- WHAT TO WORK ON
Which lines hold the word "restait"? Copy each of them.

- DATA SUPPLIED

::::

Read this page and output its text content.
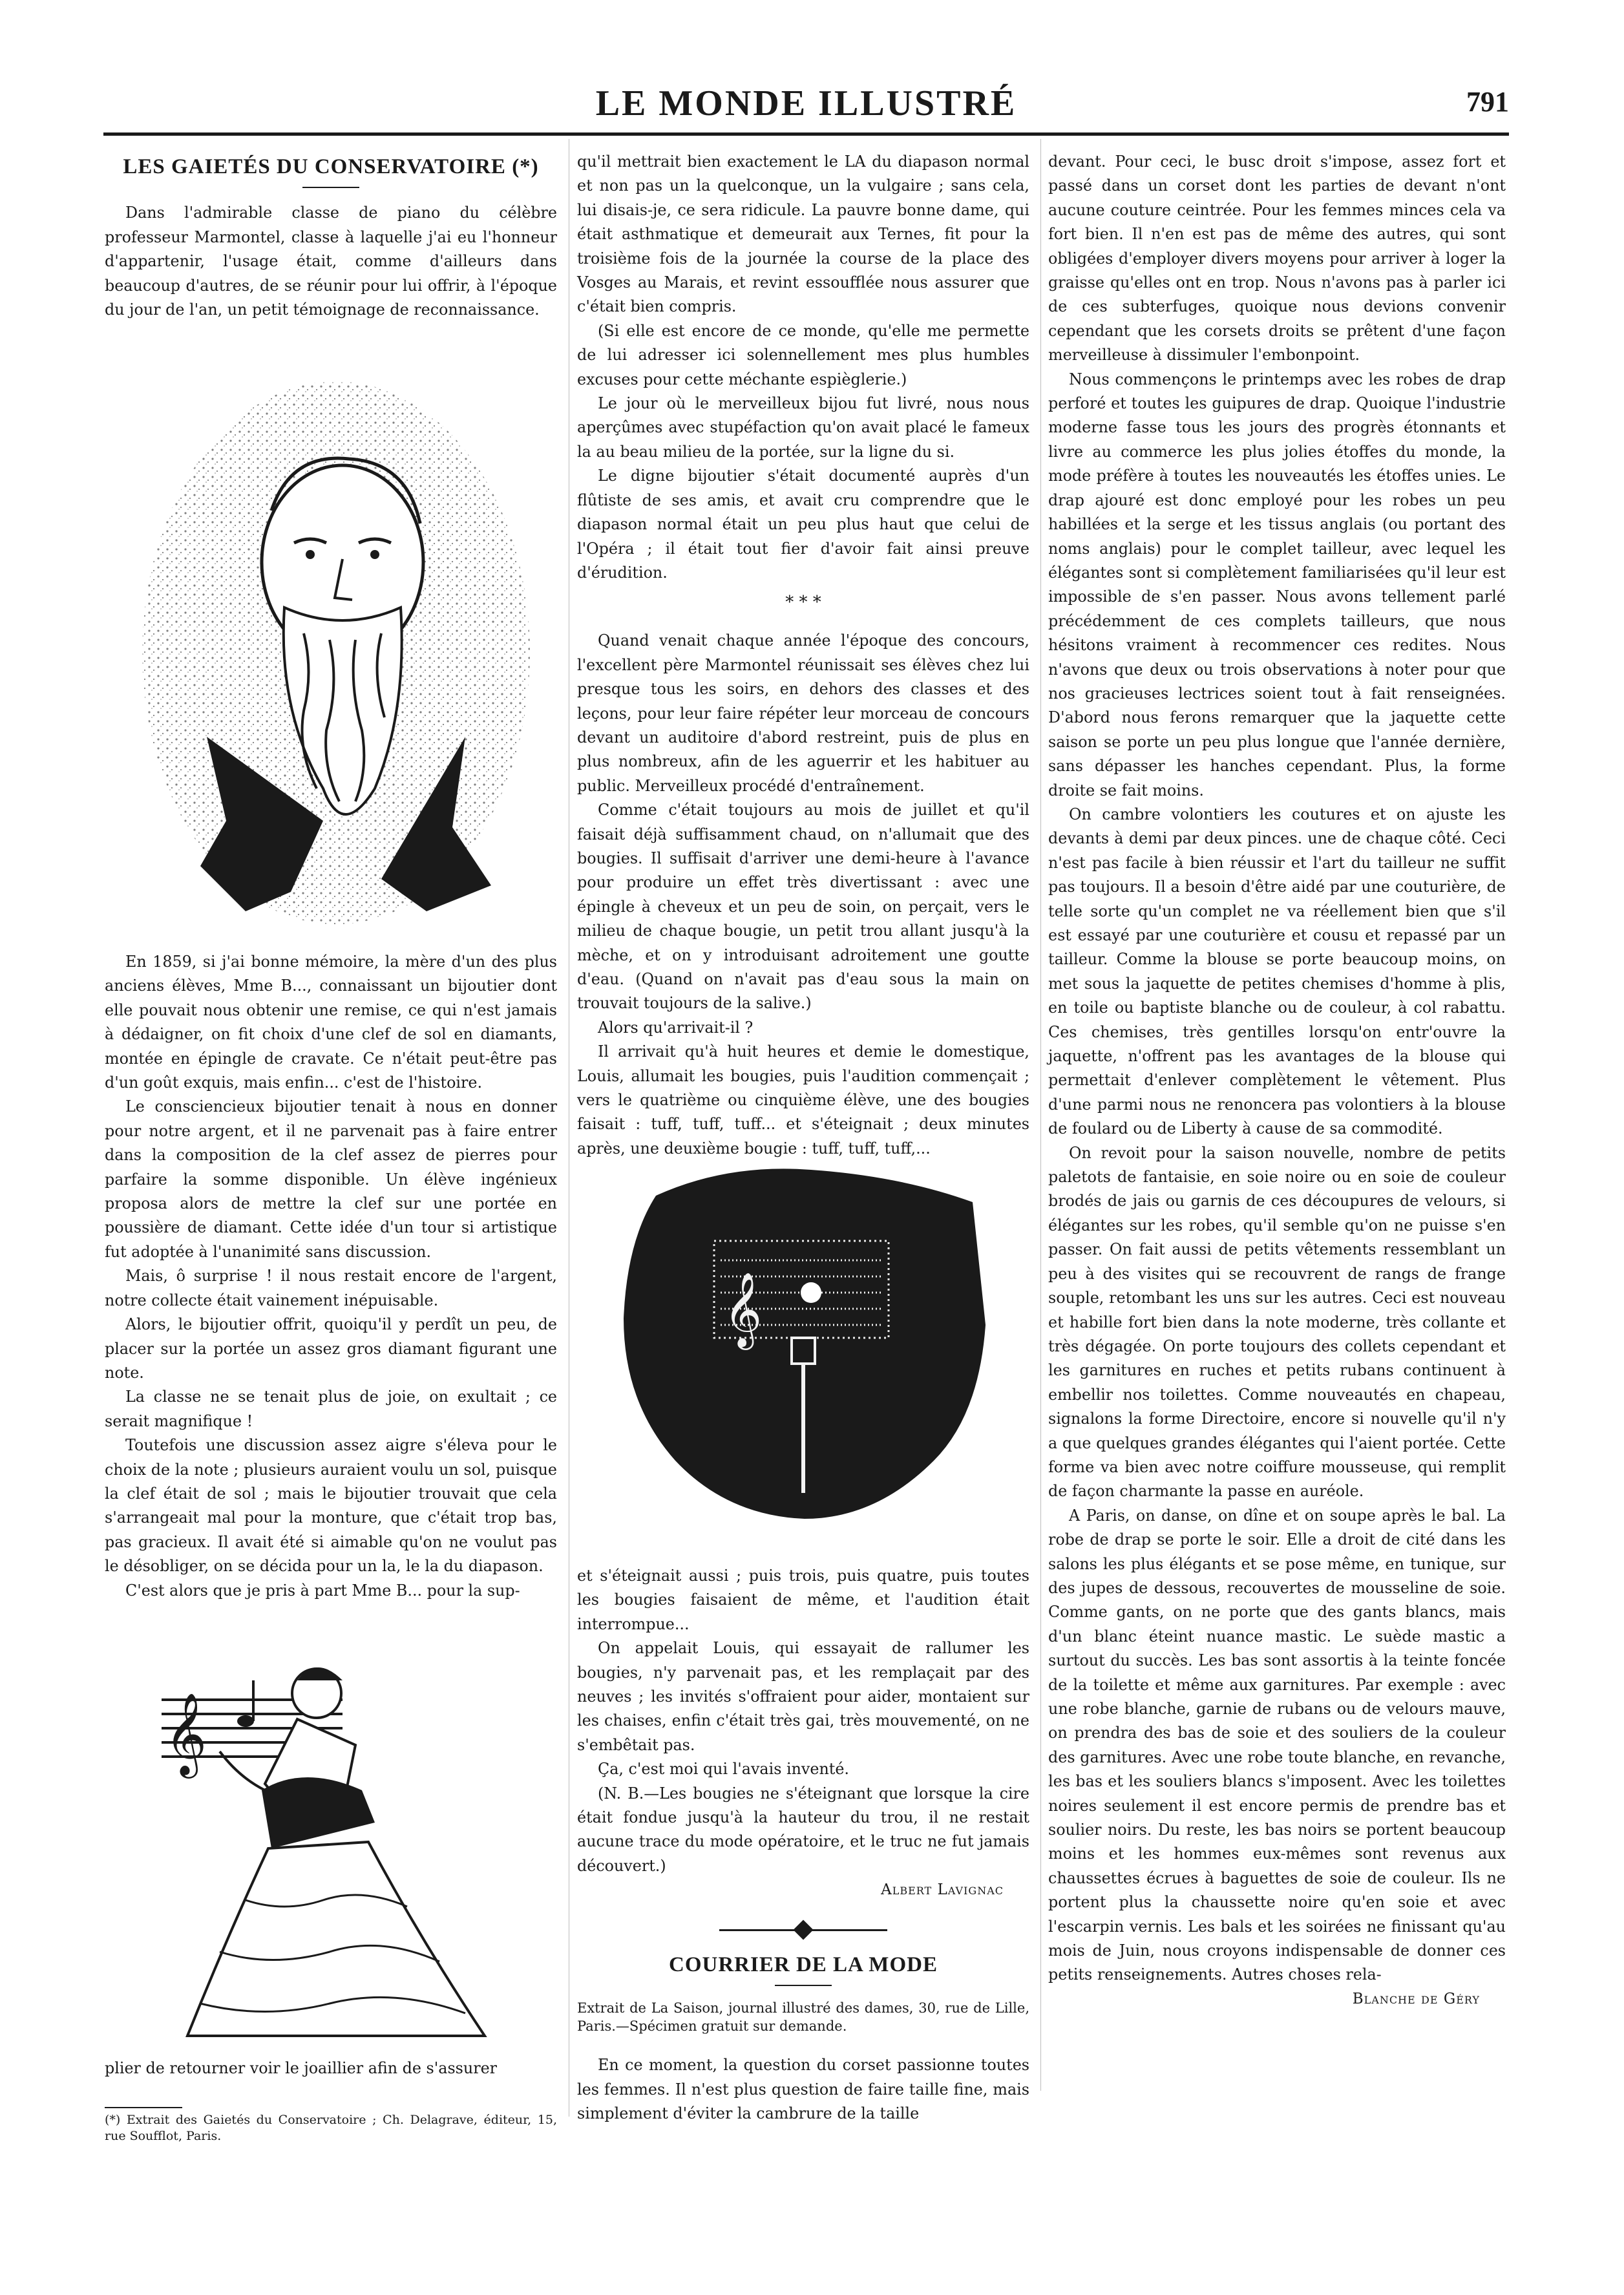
LE MONDE ILLUSTRÉ	791

LES GAIETÉS DU CONSERVATOIRE (*)

Dans l'admirable classe de piano du célèbre professeur Marmontel, classe à laquelle j'ai eu l'honneur d'appartenir, l'usage était, comme d'ailleurs dans beaucoup d'autres, de se réunir pour lui offrir, à l'époque du jour de l'an, un petit témoignage de reconnaissance.

En 1859, si j'ai bonne mémoire, la mère d'un des plus anciens élèves, Mme B..., connaissant un bijoutier dont elle pouvait nous obtenir une remise, ce qui n'est jamais à dédaigner, on fit choix d'une clef de sol en diamants, montée en épingle de cravate. Ce n'était peut-être pas d'un goût exquis, mais enfin... c'est de l'histoire.

Le consciencieux bijoutier tenait à nous en donner pour notre argent, et il ne parvenait pas à faire entrer dans la composition de la clef assez de pierres pour parfaire la somme disponible. Un élève ingénieux proposa alors de mettre la clef sur une portée en poussière de diamant. Cette idée d'un tour si artistique fut adoptée à l'unanimité sans discussion.

Mais, ô surprise ! il nous restait encore de l'argent, notre collecte était vainement inépuisable.

Alors, le bijoutier offrit, quoiqu'il y perdît un peu, de placer sur la portée un assez gros diamant figurant une note.

La classe ne se tenait plus de joie, on exultait ; ce serait magnifique !

Toutefois une discussion assez aigre s'éleva pour le choix de la note ; plusieurs auraient voulu un sol, puisque la clef était de sol ; mais le bijoutier trouvait que cela s'arrangeait mal pour la monture, que c'était trop bas, pas gracieux. Il avait été si aimable qu'on ne voulut pas le désobliger, on se décida pour un la, le la du diapason.

C'est alors que je pris à part Mme B... pour la sup-

𝄞

plier de retourner voir le joaillier afin de s'assurer

(*) Extrait des Gaietés du Conservatoire ; Ch. Delagrave, éditeur, 15, rue Soufflot, Paris.

qu'il mettrait bien exactement le LA du diapason normal et non pas un la quelconque, un la vulgaire ; sans cela, lui disais-je, ce sera ridicule. La pauvre bonne dame, qui était asthmatique et demeurait aux Ternes, fit pour la troisième fois de la journée la course de la place des Vosges au Marais, et revint essoufflée nous assurer que c'était bien compris.

(Si elle est encore de ce monde, qu'elle me permette de lui adresser ici solennellement mes plus humbles excuses pour cette méchante espièglerie.)

Le jour où le merveilleux bijou fut livré, nous nous aperçûmes avec stupéfaction qu'on avait placé le fameux la au beau milieu de la portée, sur la ligne du si.

Le digne bijoutier s'était documenté auprès d'un flûtiste de ses amis, et avait cru comprendre que le diapason normal était un peu plus haut que celui de l'Opéra ; il était tout fier d'avoir fait ainsi preuve d'érudition.

* * *

Quand venait chaque année l'époque des concours, l'excellent père Marmontel réunissait ses élèves chez lui presque tous les soirs, en dehors des classes et des leçons, pour leur faire répéter leur morceau de concours devant un auditoire d'abord restreint, puis de plus en plus nombreux, afin de les aguerrir et les habituer au public. Merveilleux procédé d'entraînement.

Comme c'était toujours au mois de juillet et qu'il faisait déjà suffisamment chaud, on n'allumait que des bougies. Il suffisait d'arriver une demi-heure à l'avance pour produire un effet très divertissant : avec une épingle à cheveux et un peu de soin, on perçait, vers le milieu de chaque bougie, un petit trou allant jusqu'à la mèche, et on y introduisant adroitement une goutte d'eau. (Quand on n'avait pas d'eau sous la main on trouvait toujours de la salive.)

Alors qu'arrivait-il ?

Il arrivait qu'à huit heures et demie le domestique, Louis, allumait les bougies, puis l'audition commençait ; vers le quatrième ou cinquième élève, une des bougies faisait : tuff, tuff, tuff... et s'éteignait ; deux minutes après, une deuxième bougie : tuff, tuff, tuff,...

𝄞

et s'éteignait aussi ; puis trois, puis quatre, puis toutes les bougies faisaient de même, et l'audition était interrompue...

On appelait Louis, qui essayait de rallumer les bougies, n'y parvenait pas, et les remplaçait par des neuves ; les invités s'offraient pour aider, montaient sur les chaises, enfin c'était très gai, très mouvementé, on ne s'embêtait pas.

Ça, c'est moi qui l'avais inventé.

(N. B.—Les bougies ne s'éteignant que lorsque la cire était fondue jusqu'à la hauteur du trou, il ne restait aucune trace du mode opératoire, et le truc ne fut jamais découvert.)

Albert Lavignac

COURRIER DE LA MODE

Extrait de La Saison, journal illustré des dames, 30, rue de Lille, Paris.—Spécimen gratuit sur demande.

En ce moment, la question du corset passionne toutes les femmes. Il n'est plus question de faire taille fine, mais simplement d'éviter la cambrure de la taille

devant. Pour ceci, le busc droit s'impose, assez fort et passé dans un corset dont les parties de devant n'ont aucune couture ceintrée. Pour les femmes minces cela va fort bien. Il n'en est pas de même des autres, qui sont obligées d'employer divers moyens pour arriver à loger la graisse qu'elles ont en trop. Nous n'avons pas à parler ici de ces subterfuges, quoique nous devions convenir cependant que les corsets droits se prêtent d'une façon merveilleuse à dissimuler l'embonpoint.

Nous commençons le printemps avec les robes de drap perforé et toutes les guipures de drap. Quoique l'industrie moderne fasse tous les jours des progrès étonnants et livre au commerce les plus jolies étoffes du monde, la mode préfère à toutes les nouveautés les étoffes unies. Le drap ajouré est donc employé pour les robes un peu habillées et la serge et les tissus anglais (ou portant des noms anglais) pour le complet tailleur, avec lequel les élégantes sont si complètement familiarisées qu'il leur est impossible de s'en passer. Nous avons tellement parlé précédemment de ces complets tailleurs, que nous hésitons vraiment à recommencer ces redites. Nous n'avons que deux ou trois observations à noter pour que nos gracieuses lectrices soient tout à fait renseignées. D'abord nous ferons remarquer que la jaquette cette saison se porte un peu plus longue que l'année dernière, sans dépasser les hanches cependant. Plus, la forme droite se fait moins.

On cambre volontiers les coutures et on ajuste les devants à demi par deux pinces. une de chaque côté. Ceci n'est pas facile à bien réussir et l'art du tailleur ne suffit pas toujours. Il a besoin d'être aidé par une couturière, de telle sorte qu'un complet ne va réellement bien que s'il est essayé par une couturière et cousu et repassé par un tailleur. Comme la blouse se porte beaucoup moins, on met sous la jaquette de petites chemises d'homme à plis, en toile ou baptiste blanche ou de couleur, à col rabattu. Ces chemises, très gentilles lorsqu'on entr'ouvre la jaquette, n'offrent pas les avantages de la blouse qui permettait d'enlever complètement le vêtement. Plus d'une parmi nous ne renoncera pas volontiers à la blouse de foulard ou de Liberty à cause de sa commodité.

On revoit pour la saison nouvelle, nombre de petits paletots de fantaisie, en soie noire ou en soie de couleur brodés de jais ou garnis de ces découpures de velours, si élégantes sur les robes, qu'il semble qu'on ne puisse s'en passer. On fait aussi de petits vêtements ressemblant un peu à des visites qui se recouvrent de rangs de frange souple, retombant les uns sur les autres. Ceci est nouveau et habille fort bien dans la note moderne, très collante et très dégagée. On porte toujours des collets cependant et les garnitures en ruches et petits rubans continuent à embellir nos toilettes. Comme nouveautés en chapeau, signalons la forme Directoire, encore si nouvelle qu'il n'y a que quelques grandes élégantes qui l'aient portée. Cette forme va bien avec notre coiffure mousseuse, qui remplit de façon charmante la passe en auréole.

A Paris, on danse, on dîne et on soupe après le bal. La robe de drap se porte le soir. Elle a droit de cité dans les salons les plus élégants et se pose même, en tunique, sur des jupes de dessous, recouvertes de mousseline de soie. Comme gants, on ne porte que des gants blancs, mais d'un blanc éteint nuance mastic. Le suède mastic a surtout du succès. Les bas sont assortis à la teinte foncée de la toilette et même aux garnitures. Par exemple : avec une robe blanche, garnie de rubans ou de velours mauve, on prendra des bas de soie et des souliers de la couleur des garnitures. Avec une robe toute blanche, en revanche, les bas et les souliers blancs s'imposent. Avec les toilettes noires seulement il est encore permis de prendre bas et soulier noirs. Du reste, les bas noirs se portent beaucoup moins et les hommes eux-mêmes sont revenus aux chaussettes écrues à baguettes de soie de couleur. Ils ne portent plus la chaussette noire qu'en soie et avec l'escarpin vernis. Les bals et les soirées ne finissant qu'au mois de Juin, nous croyons indispensable de donner ces petits renseignements. Autres choses rela-

Blanche de Géry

::::

- SOLUTION TO THIS TASK
Mais, ô surprise ! il nous restait encore de l'argent, notre collecte était vainement inépuisable.
(N. B.—Les bougies ne s'éteignant que lorsque la cire était fondue jusqu'à la hauteur du trou, il ne restait aucune trace du mode opératoire, et le truc ne fut jamais découvert.)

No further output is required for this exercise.